-- Begin Material provided --

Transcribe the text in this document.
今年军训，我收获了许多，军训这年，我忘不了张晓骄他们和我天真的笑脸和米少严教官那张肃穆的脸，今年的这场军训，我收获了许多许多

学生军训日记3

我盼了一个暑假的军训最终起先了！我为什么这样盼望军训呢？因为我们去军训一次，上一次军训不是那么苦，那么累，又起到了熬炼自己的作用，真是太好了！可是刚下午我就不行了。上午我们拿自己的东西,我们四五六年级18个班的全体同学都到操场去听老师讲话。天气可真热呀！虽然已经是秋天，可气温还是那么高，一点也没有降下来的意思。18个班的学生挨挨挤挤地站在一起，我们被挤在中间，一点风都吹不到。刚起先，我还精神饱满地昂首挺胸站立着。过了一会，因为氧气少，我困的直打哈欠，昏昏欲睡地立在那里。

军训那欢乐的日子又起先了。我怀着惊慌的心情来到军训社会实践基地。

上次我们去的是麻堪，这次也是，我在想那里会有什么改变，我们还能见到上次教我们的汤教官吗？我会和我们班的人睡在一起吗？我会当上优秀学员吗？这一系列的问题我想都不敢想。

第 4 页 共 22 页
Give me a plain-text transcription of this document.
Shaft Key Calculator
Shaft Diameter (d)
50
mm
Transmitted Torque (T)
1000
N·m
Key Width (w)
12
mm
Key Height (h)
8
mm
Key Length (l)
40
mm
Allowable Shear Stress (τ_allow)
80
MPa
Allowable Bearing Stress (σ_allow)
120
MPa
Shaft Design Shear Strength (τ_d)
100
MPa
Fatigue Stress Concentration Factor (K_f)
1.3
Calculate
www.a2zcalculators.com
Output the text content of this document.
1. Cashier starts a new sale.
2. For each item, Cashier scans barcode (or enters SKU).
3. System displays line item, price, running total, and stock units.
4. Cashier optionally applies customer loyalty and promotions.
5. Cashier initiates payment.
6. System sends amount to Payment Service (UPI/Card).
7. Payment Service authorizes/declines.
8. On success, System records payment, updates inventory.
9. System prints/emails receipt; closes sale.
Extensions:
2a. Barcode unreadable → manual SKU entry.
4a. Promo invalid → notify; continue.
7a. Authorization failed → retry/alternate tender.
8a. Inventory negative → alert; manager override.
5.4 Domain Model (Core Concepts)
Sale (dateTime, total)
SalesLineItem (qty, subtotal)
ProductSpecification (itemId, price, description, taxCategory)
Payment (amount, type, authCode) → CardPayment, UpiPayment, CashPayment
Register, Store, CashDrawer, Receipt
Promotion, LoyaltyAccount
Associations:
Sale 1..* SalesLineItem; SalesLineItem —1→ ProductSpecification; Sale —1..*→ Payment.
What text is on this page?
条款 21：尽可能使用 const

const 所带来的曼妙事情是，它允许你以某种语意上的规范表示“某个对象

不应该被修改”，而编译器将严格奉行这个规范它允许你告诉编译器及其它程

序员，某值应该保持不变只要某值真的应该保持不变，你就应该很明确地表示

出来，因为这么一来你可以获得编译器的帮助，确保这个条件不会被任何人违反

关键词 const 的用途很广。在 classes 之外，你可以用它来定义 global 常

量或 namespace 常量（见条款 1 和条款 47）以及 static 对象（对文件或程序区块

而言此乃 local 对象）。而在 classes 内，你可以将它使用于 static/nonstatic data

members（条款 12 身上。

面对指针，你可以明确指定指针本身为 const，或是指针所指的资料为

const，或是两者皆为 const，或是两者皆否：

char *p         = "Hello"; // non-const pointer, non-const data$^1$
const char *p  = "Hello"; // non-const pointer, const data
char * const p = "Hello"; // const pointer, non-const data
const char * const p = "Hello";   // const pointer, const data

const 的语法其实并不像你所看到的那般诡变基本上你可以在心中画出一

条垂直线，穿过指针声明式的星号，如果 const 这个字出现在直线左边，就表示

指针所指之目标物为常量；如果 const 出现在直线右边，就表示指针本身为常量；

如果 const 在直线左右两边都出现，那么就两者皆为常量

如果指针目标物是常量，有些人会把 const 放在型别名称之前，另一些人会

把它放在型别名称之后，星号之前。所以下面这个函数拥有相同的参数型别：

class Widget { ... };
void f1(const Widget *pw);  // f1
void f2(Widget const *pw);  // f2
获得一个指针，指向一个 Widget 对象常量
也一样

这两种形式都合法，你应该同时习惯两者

-- End Material provided --

*Task instructions*. Recopy all the lines exactly as they appear.

*Reply*.
Transcribe the text in this document.
今年军训，我收获了许多，军训这年，我忘不了张晓骄他们和我天真的笑脸和米少严教官那张肃穆的脸，今年的这场军训，我收获了许多许多

学生军训日记3

我盼了一个暑假的军训最终起先了！我为什么这样盼望军训呢？因为我们去军训一次，上一次军训不是那么苦，那么累，又起到了熬炼自己的作用，真是太好了！可是刚下午我就不行了。上午我们拿自己的东西,我们四五六年级18个班的全体同学都到操场去听老师讲话。天气可真热呀！虽然已经是秋天，可气温还是那么高，一点也没有降下来的意思。18个班的学生挨挨挤挤地站在一起，我们被挤在中间，一点风都吹不到。刚起先，我还精神饱满地昂首挺胸站立着。过了一会，因为氧气少，我困的直打哈欠，昏昏欲睡地立在那里。

军训那欢乐的日子又起先了。我怀着惊慌的心情来到军训社会实践基地。

上次我们去的是麻堪，这次也是，我在想那里会有什么改变，我们还能见到上次教我们的汤教官吗？我会和我们班的人睡在一起吗？我会当上优秀学员吗？这一系列的问题我想都不敢想。

第 4 页 共 22 页
Give me a plain-text transcription of this document.
Shaft Key Calculator
Shaft Diameter (d)
50
mm
Transmitted Torque (T)
1000
N·m
Key Width (w)
12
mm
Key Height (h)
8
mm
Key Length (l)
40
mm
Allowable Shear Stress (τ_allow)
80
MPa
Allowable Bearing Stress (σ_allow)
120
MPa
Shaft Design Shear Strength (τ_d)
100
MPa
Fatigue Stress Concentration Factor (K_f)
1.3
Calculate
www.a2zcalculators.com
Output the text content of this document.
1. Cashier starts a new sale.
2. For each item, Cashier scans barcode (or enters SKU).
3. System displays line item, price, running total, and stock units.
4. Cashier optionally applies customer loyalty and promotions.
5. Cashier initiates payment.
6. System sends amount to Payment Service (UPI/Card).
7. Payment Service authorizes/declines.
8. On success, System records payment, updates inventory.
9. System prints/emails receipt; closes sale.
Extensions:
2a. Barcode unreadable → manual SKU entry.
4a. Promo invalid → notify; continue.
7a. Authorization failed → retry/alternate tender.
8a. Inventory negative → alert; manager override.
5.4 Domain Model (Core Concepts)
Sale (dateTime, total)
SalesLineItem (qty, subtotal)
ProductSpecification (itemId, price, description, taxCategory)
Payment (amount, type, authCode) → CardPayment, UpiPayment, CashPayment
Register, Store, CashDrawer, Receipt
Promotion, LoyaltyAccount
Associations:
Sale 1..* SalesLineItem; SalesLineItem —1→ ProductSpecification; Sale —1..*→ Payment.
What text is on this page?
条款 21：尽可能使用 const

const 所带来的曼妙事情是，它允许你以某种语意上的规范表示“某个对象

不应该被修改”，而编译器将严格奉行这个规范它允许你告诉编译器及其它程

序员，某值应该保持不变只要某值真的应该保持不变，你就应该很明确地表示

出来，因为这么一来你可以获得编译器的帮助，确保这个条件不会被任何人违反

关键词 const 的用途很广。在 classes 之外，你可以用它来定义 global 常

量或 namespace 常量（见条款 1 和条款 47）以及 static 对象（对文件或程序区块

而言此乃 local 对象）。而在 classes 内，你可以将它使用于 static/nonstatic data

members（条款 12 身上。

面对指针，你可以明确指定指针本身为 const，或是指针所指的资料为

const，或是两者皆为 const，或是两者皆否：

char *p         = "Hello"; // non-const pointer, non-const data$^1$
const char *p  = "Hello"; // non-const pointer, const data
char * const p = "Hello"; // const pointer, non-const data
const char * const p = "Hello";   // const pointer, const data

const 的语法其实并不像你所看到的那般诡变基本上你可以在心中画出一

条垂直线，穿过指针声明式的星号，如果 const 这个字出现在直线左边，就表示

指针所指之目标物为常量；如果 const 出现在直线右边，就表示指针本身为常量；

如果 const 在直线左右两边都出现，那么就两者皆为常量

如果指针目标物是常量，有些人会把 const 放在型别名称之前，另一些人会

把它放在型别名称之后，星号之前。所以下面这个函数拥有相同的参数型别：

class Widget { ... };
void f1(const Widget *pw);  // f1
void f2(Widget const *pw);  // f2
获得一个指针，指向一个 Widget 对象常量
也一样

这两种形式都合法，你应该同时习惯两者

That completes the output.